Retype the complete listing exactly as it appears.

[start of Information supplied]

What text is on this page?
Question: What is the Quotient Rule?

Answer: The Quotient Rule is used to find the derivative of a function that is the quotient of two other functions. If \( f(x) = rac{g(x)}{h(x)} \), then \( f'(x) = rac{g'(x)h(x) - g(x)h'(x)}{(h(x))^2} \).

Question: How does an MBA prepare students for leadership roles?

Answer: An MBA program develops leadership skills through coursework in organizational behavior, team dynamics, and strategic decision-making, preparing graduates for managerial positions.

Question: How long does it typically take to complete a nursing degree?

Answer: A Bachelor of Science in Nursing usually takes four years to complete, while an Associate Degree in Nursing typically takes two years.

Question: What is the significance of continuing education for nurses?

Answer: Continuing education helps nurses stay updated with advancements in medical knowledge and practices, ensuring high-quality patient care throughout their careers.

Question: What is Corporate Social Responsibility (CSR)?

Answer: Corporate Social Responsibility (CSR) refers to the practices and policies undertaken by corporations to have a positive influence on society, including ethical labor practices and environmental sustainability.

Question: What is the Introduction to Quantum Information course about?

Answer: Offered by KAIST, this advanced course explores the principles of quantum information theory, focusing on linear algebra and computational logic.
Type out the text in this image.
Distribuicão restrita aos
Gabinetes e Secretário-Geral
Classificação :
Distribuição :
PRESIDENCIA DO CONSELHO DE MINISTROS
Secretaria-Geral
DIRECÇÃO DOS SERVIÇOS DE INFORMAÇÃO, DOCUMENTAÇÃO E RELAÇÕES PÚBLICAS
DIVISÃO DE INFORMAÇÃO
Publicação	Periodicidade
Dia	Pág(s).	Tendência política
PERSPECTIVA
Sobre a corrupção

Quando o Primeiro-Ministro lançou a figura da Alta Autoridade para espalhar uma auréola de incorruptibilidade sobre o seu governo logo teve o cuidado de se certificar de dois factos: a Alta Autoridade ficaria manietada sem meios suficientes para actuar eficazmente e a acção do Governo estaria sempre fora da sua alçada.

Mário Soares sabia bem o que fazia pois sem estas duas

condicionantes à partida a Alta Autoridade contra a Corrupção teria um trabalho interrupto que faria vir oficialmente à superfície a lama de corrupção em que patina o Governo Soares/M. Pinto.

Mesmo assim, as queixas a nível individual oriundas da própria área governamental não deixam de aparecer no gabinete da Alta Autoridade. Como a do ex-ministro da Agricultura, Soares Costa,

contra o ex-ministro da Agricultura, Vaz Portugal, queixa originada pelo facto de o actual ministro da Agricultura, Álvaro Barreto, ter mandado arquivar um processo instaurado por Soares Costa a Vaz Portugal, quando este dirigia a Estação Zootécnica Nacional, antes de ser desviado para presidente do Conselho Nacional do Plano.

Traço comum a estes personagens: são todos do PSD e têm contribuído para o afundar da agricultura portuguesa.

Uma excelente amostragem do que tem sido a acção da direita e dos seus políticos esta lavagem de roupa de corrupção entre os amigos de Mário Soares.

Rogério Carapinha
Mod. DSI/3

[end of Information supplied]

Output of the task:
What text is on this page?
Question: What is the Quotient Rule?

Answer: The Quotient Rule is used to find the derivative of a function that is the quotient of two other functions. If \( f(x) = rac{g(x)}{h(x)} \), then \( f'(x) = rac{g'(x)h(x) - g(x)h'(x)}{(h(x))^2} \).

Question: How does an MBA prepare students for leadership roles?

Answer: An MBA program develops leadership skills through coursework in organizational behavior, team dynamics, and strategic decision-making, preparing graduates for managerial positions.

Question: How long does it typically take to complete a nursing degree?

Answer: A Bachelor of Science in Nursing usually takes four years to complete, while an Associate Degree in Nursing typically takes two years.

Question: What is the significance of continuing education for nurses?

Answer: Continuing education helps nurses stay updated with advancements in medical knowledge and practices, ensuring high-quality patient care throughout their careers.

Question: What is Corporate Social Responsibility (CSR)?

Answer: Corporate Social Responsibility (CSR) refers to the practices and policies undertaken by corporations to have a positive influence on society, including ethical labor practices and environmental sustainability.

Question: What is the Introduction to Quantum Information course about?

Answer: Offered by KAIST, this advanced course explores the principles of quantum information theory, focusing on linear algebra and computational logic.
Type out the text in this image.
Distribuicão restrita aos
Gabinetes e Secretário-Geral
Classificação :
Distribuição :
PRESIDENCIA DO CONSELHO DE MINISTROS
Secretaria-Geral
DIRECÇÃO DOS SERVIÇOS DE INFORMAÇÃO, DOCUMENTAÇÃO E RELAÇÕES PÚBLICAS
DIVISÃO DE INFORMAÇÃO
Publicação	Periodicidade
Dia	Pág(s).	Tendência política
PERSPECTIVA
Sobre a corrupção

Quando o Primeiro-Ministro lançou a figura da Alta Autoridade para espalhar uma auréola de incorruptibilidade sobre o seu governo logo teve o cuidado de se certificar de dois factos: a Alta Autoridade ficaria manietada sem meios suficientes para actuar eficazmente e a acção do Governo estaria sempre fora da sua alçada.

Mário Soares sabia bem o que fazia pois sem estas duas

condicionantes à partida a Alta Autoridade contra a Corrupção teria um trabalho interrupto que faria vir oficialmente à superfície a lama de corrupção em que patina o Governo Soares/M. Pinto.

Mesmo assim, as queixas a nível individual oriundas da própria área governamental não deixam de aparecer no gabinete da Alta Autoridade. Como a do ex-ministro da Agricultura, Soares Costa,

contra o ex-ministro da Agricultura, Vaz Portugal, queixa originada pelo facto de o actual ministro da Agricultura, Álvaro Barreto, ter mandado arquivar um processo instaurado por Soares Costa a Vaz Portugal, quando este dirigia a Estação Zootécnica Nacional, antes de ser desviado para presidente do Conselho Nacional do Plano.

Traço comum a estes personagens: são todos do PSD e têm contribuído para o afundar da agricultura portuguesa.

Uma excelente amostragem do que tem sido a acção da direita e dos seus políticos esta lavagem de roupa de corrupção entre os amigos de Mário Soares.

Rogério Carapinha
Mod. DSI/3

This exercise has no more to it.